== STATED PROBLEM ==
Produce a word-for-word copy of the listing below without its pictures.

== ENTRIES SHOWN ==
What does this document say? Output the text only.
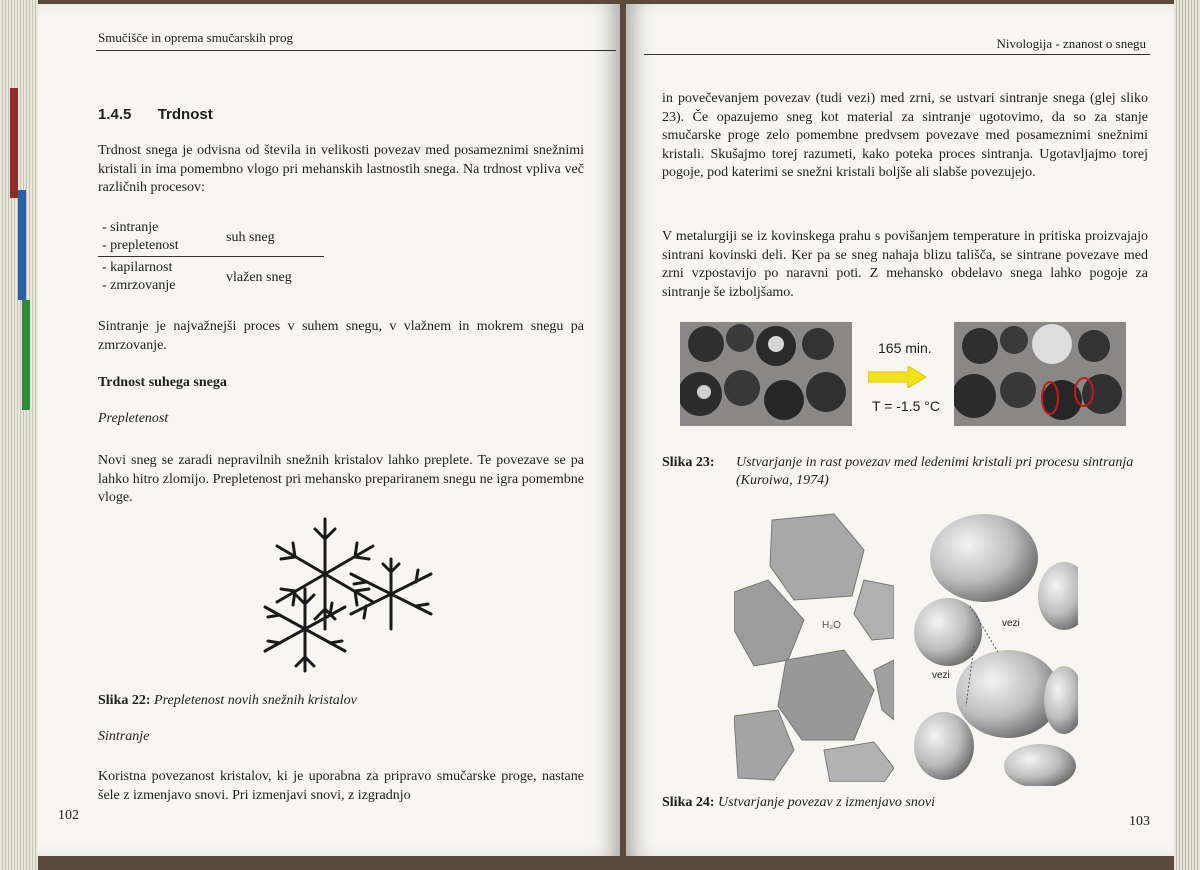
Smučišče in oprema smučarskih prog
1.4.5 Trdnost
Trdnost snega je odvisna od števila in velikosti povezav med posameznimi snežnimi kristali in ima pomembno vlogo pri mehanskih lastnostih snega. Na trdnost vpliva več različnih procesov:
- sintranje
- prepletenost
suh sneg
- kapilarnost
- zmrzovanje
vlažen sneg
Sintranje je najvažnejši proces v suhem snegu, v vlažnem in mokrem snegu pa zmrzovanje.
Trdnost suhega snega
Prepletenost
Novi sneg se zaradi nepravilnih snežnih kristalov lahko preplete. Te povezave se pa lahko hitro zlomijo. Prepletenost pri mehansko prepariranem snegu ne igra pomembne vloge.
Slika 22: Prepletenost novih snežnih kristalov
Sintranje
Koristna povezanost kristalov, ki je uporabna za pripravo smučarske proge, nastane šele z izmenjavo snovi. Pri izmenjavi snovi, z izgradnjo
102
Nivologija - znanost o snegu
in povečevanjem povezav (tudi vezi) med zrni, se ustvari sintranje snega (glej sliko 23). Če opazujemo sneg kot material za sintranje ugotovimo, da so za stanje smučarske proge zelo pomembne predvsem povezave med posameznimi snežnimi kristali. Skušajmo torej razumeti, kako poteka proces sintranja. Ugotavljajmo torej pogoje, pod katerimi se snežni kristali boljše ali slabše povezujejo.
V metalurgiji se iz kovinskega prahu s povišanjem temperature in pritiska proizvajajo sintrani kovinski deli. Ker pa se sneg nahaja blizu tališča, se sintrane povezave med zrni vzpostavijo po naravni poti. Z mehansko obdelavo snega lahko pogoje za sintranje še izboljšamo.
165 min.
T = -1.5 °C
Slika 23: Ustvarjanje in rast povezav med ledenimi kristali pri procesu sintranja (Kuroiwa, 1974)
H₂O	vezi
vezi
Slika 24: Ustvarjanje povezav z izmenjavo snovi
103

== CORRECT OUTPUT ==
What does this document say? Output the text only.
Smučišče in oprema smučarskih prog
1.4.5 Trdnost
Trdnost snega je odvisna od števila in velikosti povezav med posameznimi snežnimi kristali in ima pomembno vlogo pri mehanskih lastnostih snega. Na trdnost vpliva več različnih procesov:
- sintranje
- prepletenost
suh sneg
- kapilarnost
- zmrzovanje
vlažen sneg
Sintranje je najvažnejši proces v suhem snegu, v vlažnem in mokrem snegu pa zmrzovanje.
Trdnost suhega snega
Prepletenost
Novi sneg se zaradi nepravilnih snežnih kristalov lahko preplete. Te povezave se pa lahko hitro zlomijo. Prepletenost pri mehansko prepariranem snegu ne igra pomembne vloge.
Slika 22: Prepletenost novih snežnih kristalov
Sintranje
Koristna povezanost kristalov, ki je uporabna za pripravo smučarske proge, nastane šele z izmenjavo snovi. Pri izmenjavi snovi, z izgradnjo
102
Nivologija - znanost o snegu
in povečevanjem povezav (tudi vezi) med zrni, se ustvari sintranje snega (glej sliko 23). Če opazujemo sneg kot material za sintranje ugotovimo, da so za stanje smučarske proge zelo pomembne predvsem povezave med posameznimi snežnimi kristali. Skušajmo torej razumeti, kako poteka proces sintranja. Ugotavljajmo torej pogoje, pod katerimi se snežni kristali boljše ali slabše povezujejo.
V metalurgiji se iz kovinskega prahu s povišanjem temperature in pritiska proizvajajo sintrani kovinski deli. Ker pa se sneg nahaja blizu tališča, se sintrane povezave med zrni vzpostavijo po naravni poti. Z mehansko obdelavo snega lahko pogoje za sintranje še izboljšamo.
165 min.
T = -1.5 °C
Slika 23: Ustvarjanje in rast povezav med ledenimi kristali pri procesu sintranja (Kuroiwa, 1974)
H₂O	vezi
vezi
Slika 24: Ustvarjanje povezav z izmenjavo snovi
103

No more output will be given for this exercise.